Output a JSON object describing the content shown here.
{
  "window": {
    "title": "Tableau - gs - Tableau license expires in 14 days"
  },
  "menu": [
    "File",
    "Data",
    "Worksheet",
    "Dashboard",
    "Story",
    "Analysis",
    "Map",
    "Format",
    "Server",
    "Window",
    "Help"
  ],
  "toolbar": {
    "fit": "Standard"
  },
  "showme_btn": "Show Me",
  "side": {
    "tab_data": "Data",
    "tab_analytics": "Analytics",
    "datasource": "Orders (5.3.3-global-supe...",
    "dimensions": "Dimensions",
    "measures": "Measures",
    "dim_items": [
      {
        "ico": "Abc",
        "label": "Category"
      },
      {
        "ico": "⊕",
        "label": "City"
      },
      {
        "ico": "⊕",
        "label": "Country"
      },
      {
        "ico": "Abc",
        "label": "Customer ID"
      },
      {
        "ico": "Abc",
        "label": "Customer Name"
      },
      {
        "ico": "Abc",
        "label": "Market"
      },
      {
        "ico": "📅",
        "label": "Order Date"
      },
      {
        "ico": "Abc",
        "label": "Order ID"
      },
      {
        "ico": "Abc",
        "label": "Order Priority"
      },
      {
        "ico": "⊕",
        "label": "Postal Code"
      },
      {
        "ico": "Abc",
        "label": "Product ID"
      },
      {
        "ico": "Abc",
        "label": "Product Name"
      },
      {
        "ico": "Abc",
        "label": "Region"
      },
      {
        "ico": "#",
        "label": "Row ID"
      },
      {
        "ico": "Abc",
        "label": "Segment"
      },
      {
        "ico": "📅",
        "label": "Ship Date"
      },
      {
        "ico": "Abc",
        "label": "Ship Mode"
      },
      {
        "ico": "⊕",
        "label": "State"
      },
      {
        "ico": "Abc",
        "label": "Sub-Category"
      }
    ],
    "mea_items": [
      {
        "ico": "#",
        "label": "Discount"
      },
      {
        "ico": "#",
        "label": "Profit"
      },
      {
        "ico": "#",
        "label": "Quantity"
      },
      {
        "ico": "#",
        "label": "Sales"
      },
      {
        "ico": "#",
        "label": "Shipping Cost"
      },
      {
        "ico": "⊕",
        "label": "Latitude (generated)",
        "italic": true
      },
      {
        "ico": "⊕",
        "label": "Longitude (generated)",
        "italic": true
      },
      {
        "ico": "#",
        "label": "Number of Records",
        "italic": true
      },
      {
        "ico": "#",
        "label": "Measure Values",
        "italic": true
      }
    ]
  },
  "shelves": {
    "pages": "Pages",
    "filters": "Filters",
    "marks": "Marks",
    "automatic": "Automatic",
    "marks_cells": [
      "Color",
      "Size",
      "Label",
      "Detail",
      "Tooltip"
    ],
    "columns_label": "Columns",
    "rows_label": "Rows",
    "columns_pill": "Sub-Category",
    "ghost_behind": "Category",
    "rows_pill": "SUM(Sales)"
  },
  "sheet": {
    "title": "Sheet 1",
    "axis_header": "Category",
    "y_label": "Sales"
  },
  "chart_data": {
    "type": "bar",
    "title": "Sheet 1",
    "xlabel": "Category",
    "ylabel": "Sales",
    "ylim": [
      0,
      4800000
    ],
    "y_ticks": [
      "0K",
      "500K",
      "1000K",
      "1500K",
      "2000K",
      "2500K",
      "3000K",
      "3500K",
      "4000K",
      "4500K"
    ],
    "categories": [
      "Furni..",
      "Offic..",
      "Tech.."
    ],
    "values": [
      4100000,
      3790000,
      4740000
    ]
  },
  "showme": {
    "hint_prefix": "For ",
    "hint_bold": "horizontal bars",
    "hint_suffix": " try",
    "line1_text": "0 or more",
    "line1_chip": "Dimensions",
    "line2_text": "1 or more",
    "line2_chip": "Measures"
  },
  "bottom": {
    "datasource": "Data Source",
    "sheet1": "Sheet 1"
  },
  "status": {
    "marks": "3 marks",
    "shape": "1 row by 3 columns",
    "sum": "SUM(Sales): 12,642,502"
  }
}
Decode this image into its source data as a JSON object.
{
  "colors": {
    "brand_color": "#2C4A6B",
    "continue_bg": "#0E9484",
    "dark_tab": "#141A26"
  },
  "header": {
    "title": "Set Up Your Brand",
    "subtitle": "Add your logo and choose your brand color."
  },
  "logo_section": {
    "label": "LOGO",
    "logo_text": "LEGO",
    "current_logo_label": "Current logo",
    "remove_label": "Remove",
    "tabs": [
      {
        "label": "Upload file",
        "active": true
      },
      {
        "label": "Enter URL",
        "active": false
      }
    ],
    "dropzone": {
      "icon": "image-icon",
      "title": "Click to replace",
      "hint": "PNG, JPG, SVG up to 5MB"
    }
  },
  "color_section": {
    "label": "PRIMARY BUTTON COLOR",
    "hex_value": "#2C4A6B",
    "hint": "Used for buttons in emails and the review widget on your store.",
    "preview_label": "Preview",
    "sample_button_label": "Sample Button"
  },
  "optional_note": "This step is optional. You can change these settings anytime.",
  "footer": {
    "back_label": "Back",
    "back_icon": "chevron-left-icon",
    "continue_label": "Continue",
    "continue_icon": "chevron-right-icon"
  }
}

--- --- ---

SHORT TASK
Your task is to reproduce all of the records exactly.

THE SOLUTION
Output a JSON object describing the content shown here.
{
  "window": {
    "title": "Tableau - gs - Tableau license expires in 14 days"
  },
  "menu": [
    "File",
    "Data",
    "Worksheet",
    "Dashboard",
    "Story",
    "Analysis",
    "Map",
    "Format",
    "Server",
    "Window",
    "Help"
  ],
  "toolbar": {
    "fit": "Standard"
  },
  "showme_btn": "Show Me",
  "side": {
    "tab_data": "Data",
    "tab_analytics": "Analytics",
    "datasource": "Orders (5.3.3-global-supe...",
    "dimensions": "Dimensions",
    "measures": "Measures",
    "dim_items": [
      {
        "ico": "Abc",
        "label": "Category"
      },
      {
        "ico": "⊕",
        "label": "City"
      },
      {
        "ico": "⊕",
        "label": "Country"
      },
      {
        "ico": "Abc",
        "label": "Customer ID"
      },
      {
        "ico": "Abc",
        "label": "Customer Name"
      },
      {
        "ico": "Abc",
        "label": "Market"
      },
      {
        "ico": "📅",
        "label": "Order Date"
      },
      {
        "ico": "Abc",
        "label": "Order ID"
      },
      {
        "ico": "Abc",
        "label": "Order Priority"
      },
      {
        "ico": "⊕",
        "label": "Postal Code"
      },
      {
        "ico": "Abc",
        "label": "Product ID"
      },
      {
        "ico": "Abc",
        "label": "Product Name"
      },
      {
        "ico": "Abc",
        "label": "Region"
      },
      {
        "ico": "#",
        "label": "Row ID"
      },
      {
        "ico": "Abc",
        "label": "Segment"
      },
      {
        "ico": "📅",
        "label": "Ship Date"
      },
      {
        "ico": "Abc",
        "label": "Ship Mode"
      },
      {
        "ico": "⊕",
        "label": "State"
      },
      {
        "ico": "Abc",
        "label": "Sub-Category"
      }
    ],
    "mea_items": [
      {
        "ico": "#",
        "label": "Discount"
      },
      {
        "ico": "#",
        "label": "Profit"
      },
      {
        "ico": "#",
        "label": "Quantity"
      },
      {
        "ico": "#",
        "label": "Sales"
      },
      {
        "ico": "#",
        "label": "Shipping Cost"
      },
      {
        "ico": "⊕",
        "label": "Latitude (generated)",
        "italic": true
      },
      {
        "ico": "⊕",
        "label": "Longitude (generated)",
        "italic": true
      },
      {
        "ico": "#",
        "label": "Number of Records",
        "italic": true
      },
      {
        "ico": "#",
        "label": "Measure Values",
        "italic": true
      }
    ]
  },
  "shelves": {
    "pages": "Pages",
    "filters": "Filters",
    "marks": "Marks",
    "automatic": "Automatic",
    "marks_cells": [
      "Color",
      "Size",
      "Label",
      "Detail",
      "Tooltip"
    ],
    "columns_label": "Columns",
    "rows_label": "Rows",
    "columns_pill": "Sub-Category",
    "ghost_behind": "Category",
    "rows_pill": "SUM(Sales)"
  },
  "sheet": {
    "title": "Sheet 1",
    "axis_header": "Category",
    "y_label": "Sales"
  },
  "chart_data": {
    "type": "bar",
    "title": "Sheet 1",
    "xlabel": "Category",
    "ylabel": "Sales",
    "ylim": [
      0,
      4800000
    ],
    "y_ticks": [
      "0K",
      "500K",
      "1000K",
      "1500K",
      "2000K",
      "2500K",
      "3000K",
      "3500K",
      "4000K",
      "4500K"
    ],
    "categories": [
      "Furni..",
      "Offic..",
      "Tech.."
    ],
    "values": [
      4100000,
      3790000,
      4740000
    ]
  },
  "showme": {
    "hint_prefix": "For ",
    "hint_bold": "horizontal bars",
    "hint_suffix": " try",
    "line1_text": "0 or more",
    "line1_chip": "Dimensions",
    "line2_text": "1 or more",
    "line2_chip": "Measures"
  },
  "bottom": {
    "datasource": "Data Source",
    "sheet1": "Sheet 1"
  },
  "status": {
    "marks": "3 marks",
    "shape": "1 row by 3 columns",
    "sum": "SUM(Sales): 12,642,502"
  }
}
Decode this image into its source data as a JSON object.
{
  "colors": {
    "brand_color": "#2C4A6B",
    "continue_bg": "#0E9484",
    "dark_tab": "#141A26"
  },
  "header": {
    "title": "Set Up Your Brand",
    "subtitle": "Add your logo and choose your brand color."
  },
  "logo_section": {
    "label": "LOGO",
    "logo_text": "LEGO",
    "current_logo_label": "Current logo",
    "remove_label": "Remove",
    "tabs": [
      {
        "label": "Upload file",
        "active": true
      },
      {
        "label": "Enter URL",
        "active": false
      }
    ],
    "dropzone": {
      "icon": "image-icon",
      "title": "Click to replace",
      "hint": "PNG, JPG, SVG up to 5MB"
    }
  },
  "color_section": {
    "label": "PRIMARY BUTTON COLOR",
    "hex_value": "#2C4A6B",
    "hint": "Used for buttons in emails and the review widget on your store.",
    "preview_label": "Preview",
    "sample_button_label": "Sample Button"
  },
  "optional_note": "This step is optional. You can change these settings anytime.",
  "footer": {
    "back_label": "Back",
    "back_icon": "chevron-left-icon",
    "continue_label": "Continue",
    "continue_icon": "chevron-right-icon"
  }
}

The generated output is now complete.